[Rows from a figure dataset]

────

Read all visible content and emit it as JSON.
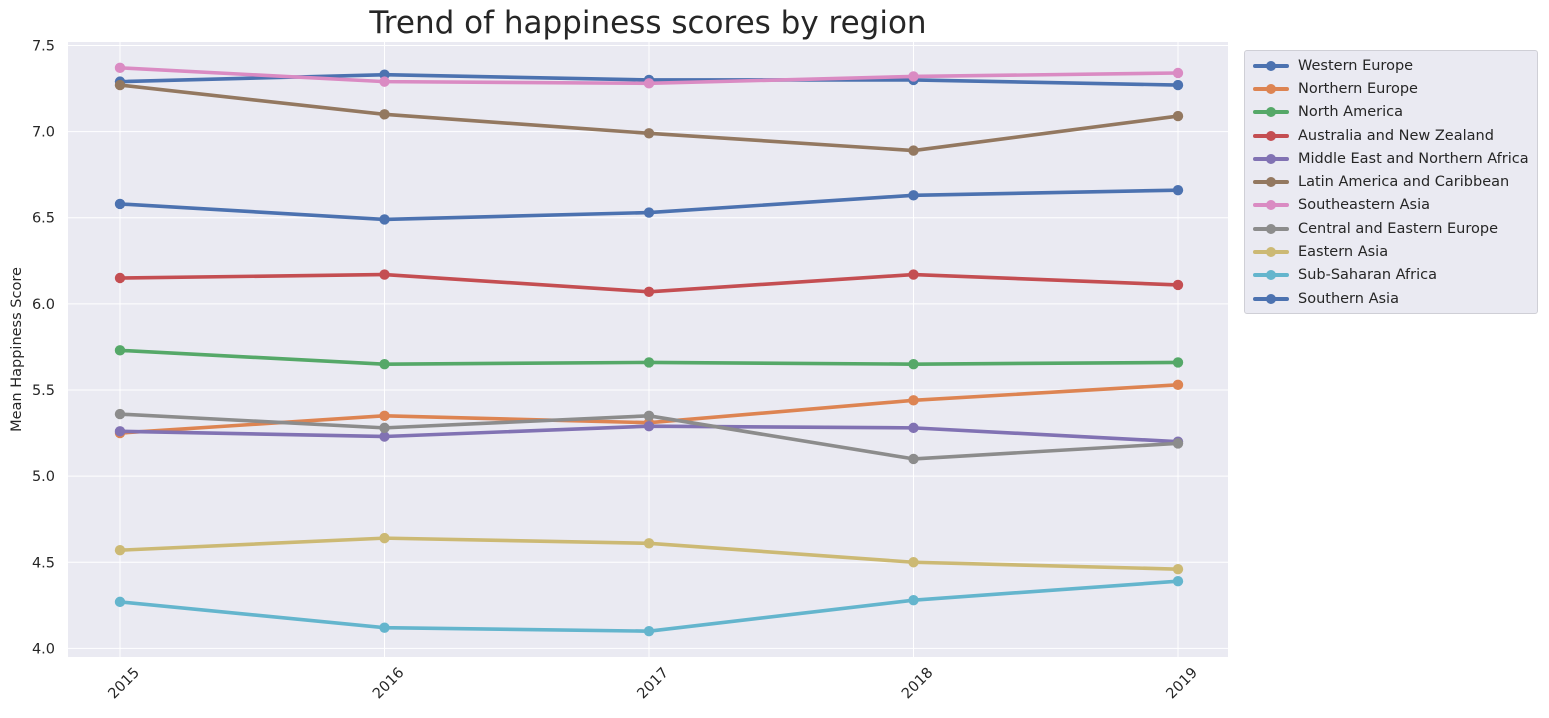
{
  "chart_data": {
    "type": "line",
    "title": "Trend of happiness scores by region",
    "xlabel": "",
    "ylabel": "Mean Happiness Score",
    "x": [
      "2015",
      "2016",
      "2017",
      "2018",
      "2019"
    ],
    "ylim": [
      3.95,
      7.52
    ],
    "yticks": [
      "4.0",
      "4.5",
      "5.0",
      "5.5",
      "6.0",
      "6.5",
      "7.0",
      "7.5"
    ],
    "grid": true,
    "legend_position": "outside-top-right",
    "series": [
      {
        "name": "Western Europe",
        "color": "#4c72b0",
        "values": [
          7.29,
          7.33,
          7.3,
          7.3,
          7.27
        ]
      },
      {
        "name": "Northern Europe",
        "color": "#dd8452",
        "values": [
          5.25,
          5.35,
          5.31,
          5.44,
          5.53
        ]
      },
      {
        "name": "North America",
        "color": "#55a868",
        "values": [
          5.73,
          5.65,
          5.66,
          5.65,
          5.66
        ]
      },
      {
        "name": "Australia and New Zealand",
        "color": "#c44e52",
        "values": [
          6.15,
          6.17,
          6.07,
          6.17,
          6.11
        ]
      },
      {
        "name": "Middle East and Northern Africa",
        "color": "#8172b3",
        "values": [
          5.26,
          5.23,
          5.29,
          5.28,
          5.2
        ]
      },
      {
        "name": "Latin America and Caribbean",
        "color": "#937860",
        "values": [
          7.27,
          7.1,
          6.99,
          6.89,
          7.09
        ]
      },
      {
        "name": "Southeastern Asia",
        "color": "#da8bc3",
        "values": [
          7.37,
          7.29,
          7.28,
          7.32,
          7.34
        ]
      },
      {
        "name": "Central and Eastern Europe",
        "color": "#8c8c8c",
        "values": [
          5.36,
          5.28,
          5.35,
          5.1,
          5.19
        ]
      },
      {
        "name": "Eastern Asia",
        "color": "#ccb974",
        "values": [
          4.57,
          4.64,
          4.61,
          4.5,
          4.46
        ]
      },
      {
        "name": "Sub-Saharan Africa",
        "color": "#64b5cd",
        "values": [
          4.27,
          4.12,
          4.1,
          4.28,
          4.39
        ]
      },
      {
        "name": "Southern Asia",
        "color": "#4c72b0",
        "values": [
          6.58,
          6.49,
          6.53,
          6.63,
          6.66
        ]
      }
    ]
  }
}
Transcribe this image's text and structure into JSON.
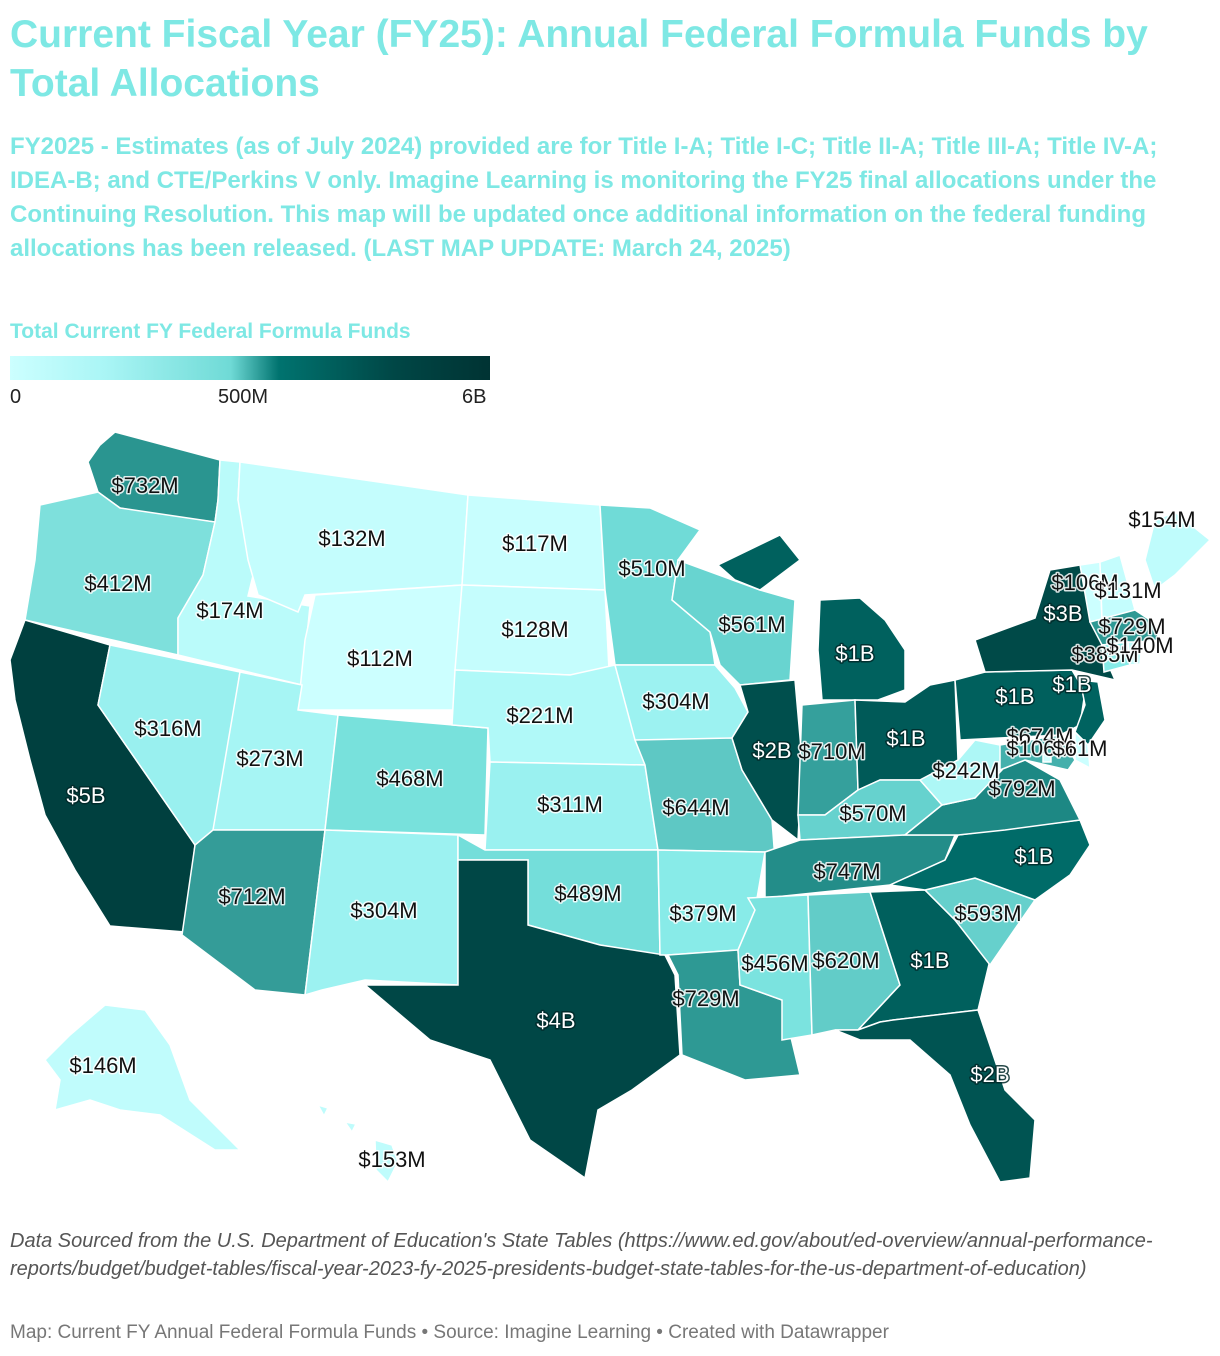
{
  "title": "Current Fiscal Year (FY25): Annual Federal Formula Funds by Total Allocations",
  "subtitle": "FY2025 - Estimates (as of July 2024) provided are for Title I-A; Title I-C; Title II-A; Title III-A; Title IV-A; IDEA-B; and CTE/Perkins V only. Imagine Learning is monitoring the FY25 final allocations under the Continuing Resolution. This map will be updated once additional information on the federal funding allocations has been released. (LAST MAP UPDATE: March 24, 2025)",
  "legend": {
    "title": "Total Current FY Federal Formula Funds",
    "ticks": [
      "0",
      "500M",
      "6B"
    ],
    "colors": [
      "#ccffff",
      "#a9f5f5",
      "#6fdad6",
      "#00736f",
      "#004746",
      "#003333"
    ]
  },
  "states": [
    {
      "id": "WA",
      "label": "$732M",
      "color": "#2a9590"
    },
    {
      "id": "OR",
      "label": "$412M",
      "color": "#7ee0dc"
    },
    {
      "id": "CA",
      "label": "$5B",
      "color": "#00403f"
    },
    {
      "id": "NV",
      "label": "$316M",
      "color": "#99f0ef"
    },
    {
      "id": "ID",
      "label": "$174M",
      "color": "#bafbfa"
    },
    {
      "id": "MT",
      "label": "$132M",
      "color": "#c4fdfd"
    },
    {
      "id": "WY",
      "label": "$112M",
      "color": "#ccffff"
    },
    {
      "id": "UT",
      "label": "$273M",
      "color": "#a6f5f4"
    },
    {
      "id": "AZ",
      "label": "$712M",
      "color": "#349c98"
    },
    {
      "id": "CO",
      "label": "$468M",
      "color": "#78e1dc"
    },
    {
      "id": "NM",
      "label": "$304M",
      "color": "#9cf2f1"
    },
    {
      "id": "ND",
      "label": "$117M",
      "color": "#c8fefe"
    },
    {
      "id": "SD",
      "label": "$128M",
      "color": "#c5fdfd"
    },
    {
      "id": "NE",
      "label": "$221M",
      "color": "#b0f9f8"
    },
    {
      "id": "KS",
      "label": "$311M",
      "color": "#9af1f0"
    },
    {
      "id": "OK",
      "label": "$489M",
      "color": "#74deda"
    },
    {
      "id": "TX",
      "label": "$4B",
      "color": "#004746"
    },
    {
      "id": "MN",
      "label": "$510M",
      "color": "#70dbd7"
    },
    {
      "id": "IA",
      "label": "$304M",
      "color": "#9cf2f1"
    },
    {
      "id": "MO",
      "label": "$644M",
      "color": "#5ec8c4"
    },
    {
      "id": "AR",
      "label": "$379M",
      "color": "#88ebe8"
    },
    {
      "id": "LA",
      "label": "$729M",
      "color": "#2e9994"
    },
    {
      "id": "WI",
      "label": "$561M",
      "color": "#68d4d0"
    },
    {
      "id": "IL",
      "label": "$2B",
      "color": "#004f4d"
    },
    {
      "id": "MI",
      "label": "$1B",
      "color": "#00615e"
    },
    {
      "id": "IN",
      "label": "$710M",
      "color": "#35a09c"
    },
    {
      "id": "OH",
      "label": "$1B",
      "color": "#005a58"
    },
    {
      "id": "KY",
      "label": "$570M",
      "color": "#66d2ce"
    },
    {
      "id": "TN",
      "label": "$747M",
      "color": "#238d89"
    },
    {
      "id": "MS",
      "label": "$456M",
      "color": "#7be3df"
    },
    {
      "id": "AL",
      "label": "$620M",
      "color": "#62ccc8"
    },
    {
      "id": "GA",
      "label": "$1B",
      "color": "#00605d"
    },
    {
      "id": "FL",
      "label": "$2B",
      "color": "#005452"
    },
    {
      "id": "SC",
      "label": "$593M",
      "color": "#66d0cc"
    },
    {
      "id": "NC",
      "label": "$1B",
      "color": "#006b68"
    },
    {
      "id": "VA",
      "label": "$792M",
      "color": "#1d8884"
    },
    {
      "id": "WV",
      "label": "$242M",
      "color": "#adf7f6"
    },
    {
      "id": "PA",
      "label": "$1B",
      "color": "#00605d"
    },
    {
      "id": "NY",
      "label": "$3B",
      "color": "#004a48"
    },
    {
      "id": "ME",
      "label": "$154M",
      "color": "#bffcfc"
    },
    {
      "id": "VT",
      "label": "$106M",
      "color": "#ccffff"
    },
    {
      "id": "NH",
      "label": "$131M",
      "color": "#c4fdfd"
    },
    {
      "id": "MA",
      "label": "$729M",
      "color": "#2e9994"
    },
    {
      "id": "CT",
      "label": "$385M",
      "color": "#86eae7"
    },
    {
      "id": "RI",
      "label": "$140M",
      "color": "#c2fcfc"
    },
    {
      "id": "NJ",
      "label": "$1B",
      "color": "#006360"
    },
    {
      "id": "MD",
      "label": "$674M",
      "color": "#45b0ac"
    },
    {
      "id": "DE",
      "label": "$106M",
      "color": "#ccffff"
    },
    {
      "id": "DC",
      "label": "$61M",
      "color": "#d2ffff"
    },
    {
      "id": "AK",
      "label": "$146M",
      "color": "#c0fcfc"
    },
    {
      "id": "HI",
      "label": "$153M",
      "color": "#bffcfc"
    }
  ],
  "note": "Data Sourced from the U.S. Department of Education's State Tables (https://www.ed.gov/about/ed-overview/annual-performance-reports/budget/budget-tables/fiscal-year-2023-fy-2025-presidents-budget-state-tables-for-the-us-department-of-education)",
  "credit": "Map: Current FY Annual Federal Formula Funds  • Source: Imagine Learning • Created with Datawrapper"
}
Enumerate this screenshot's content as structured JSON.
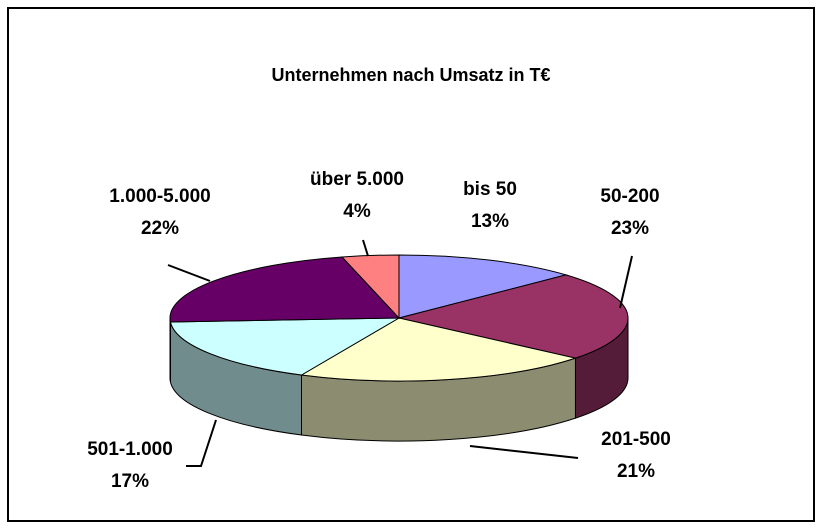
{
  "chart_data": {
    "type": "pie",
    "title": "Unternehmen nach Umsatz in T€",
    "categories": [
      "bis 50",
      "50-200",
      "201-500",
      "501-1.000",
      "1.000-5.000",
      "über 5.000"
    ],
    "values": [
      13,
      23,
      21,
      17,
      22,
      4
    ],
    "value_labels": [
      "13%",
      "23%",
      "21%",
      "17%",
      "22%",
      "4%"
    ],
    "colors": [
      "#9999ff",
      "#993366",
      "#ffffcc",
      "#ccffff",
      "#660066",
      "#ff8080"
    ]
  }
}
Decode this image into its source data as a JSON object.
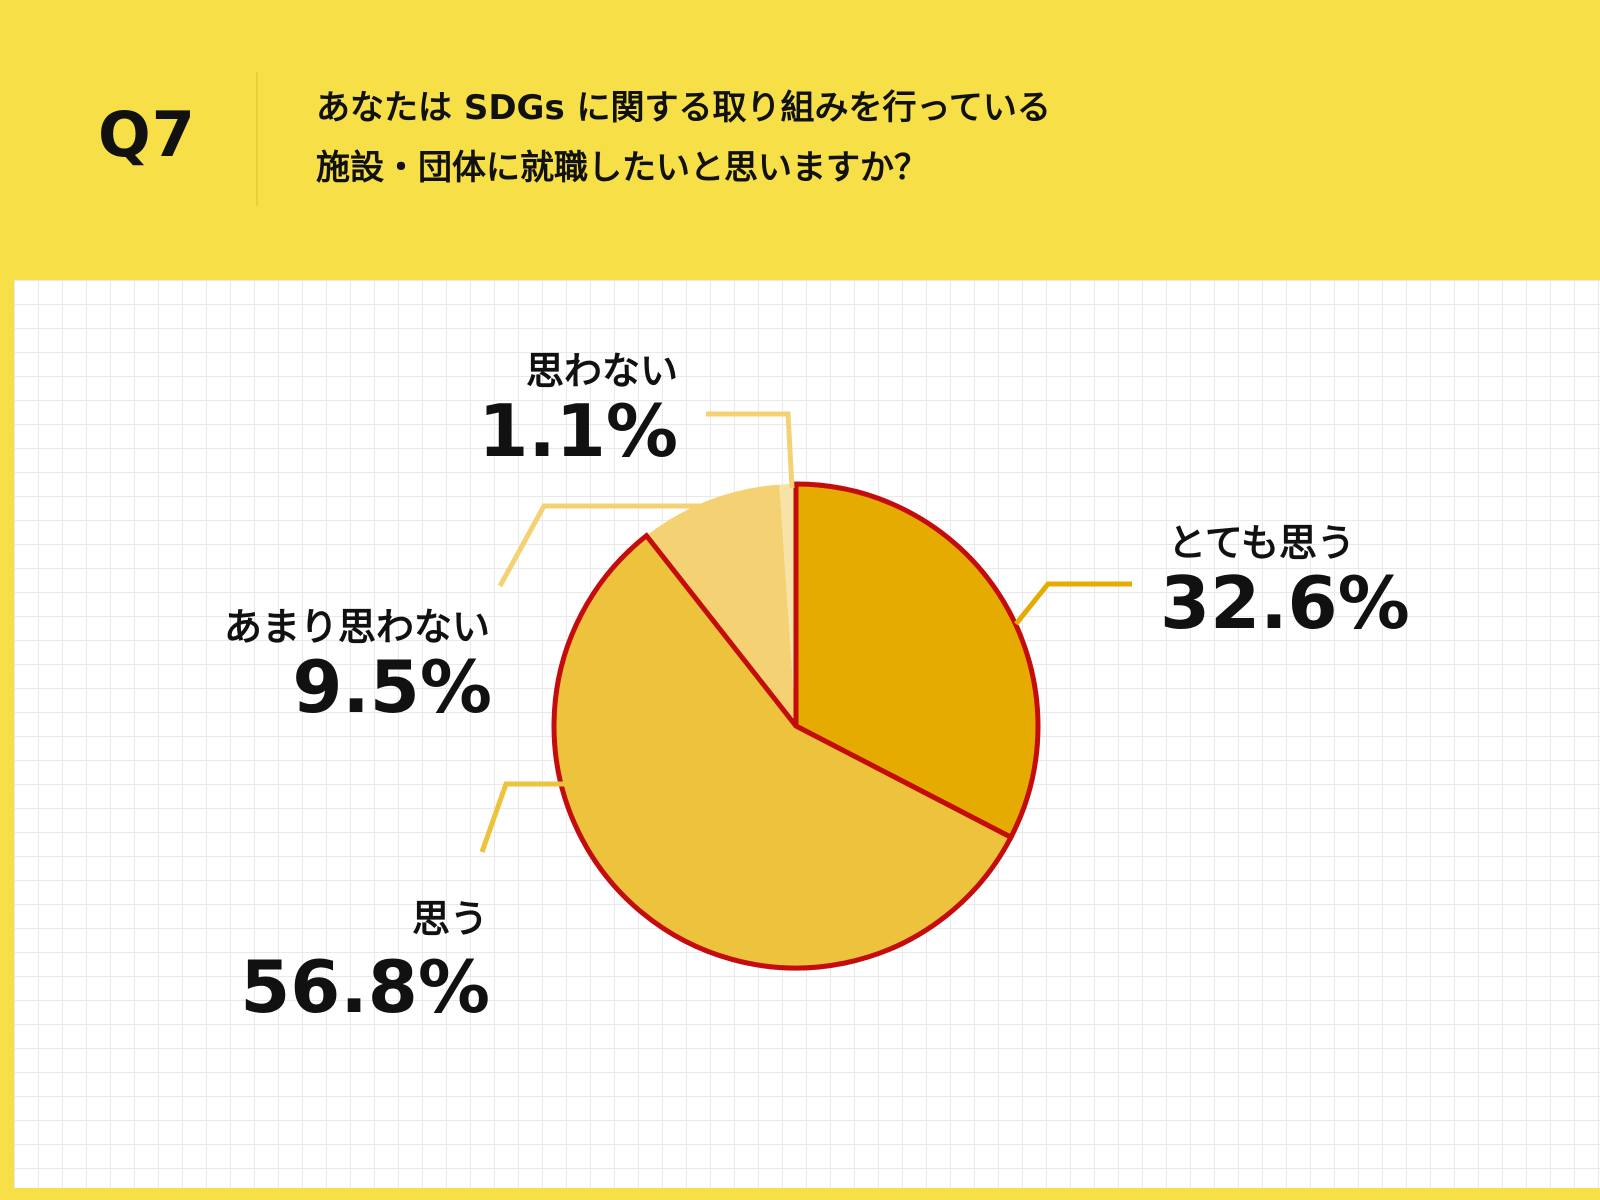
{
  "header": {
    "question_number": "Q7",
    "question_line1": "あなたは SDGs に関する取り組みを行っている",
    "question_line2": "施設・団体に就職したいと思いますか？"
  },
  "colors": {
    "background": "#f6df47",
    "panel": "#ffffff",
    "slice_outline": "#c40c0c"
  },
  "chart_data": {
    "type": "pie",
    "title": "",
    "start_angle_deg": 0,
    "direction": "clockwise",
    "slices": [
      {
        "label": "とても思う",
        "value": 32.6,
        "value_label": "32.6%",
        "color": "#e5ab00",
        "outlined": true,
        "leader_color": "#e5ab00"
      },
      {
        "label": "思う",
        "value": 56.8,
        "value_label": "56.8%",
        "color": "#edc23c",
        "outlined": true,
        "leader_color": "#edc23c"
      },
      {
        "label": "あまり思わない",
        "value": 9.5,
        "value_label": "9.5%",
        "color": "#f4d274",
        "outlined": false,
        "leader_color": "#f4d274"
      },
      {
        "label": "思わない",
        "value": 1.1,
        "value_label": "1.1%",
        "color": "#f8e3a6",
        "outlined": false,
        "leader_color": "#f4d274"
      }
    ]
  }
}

────

THE TASK:
Scan the material above. Extract every line in which the word "content" occurs.

ANSWER TO THIS EXERCISE:
Read all visible content and emit it as JSON.
Enumerate this screenshot's content as structured JSON.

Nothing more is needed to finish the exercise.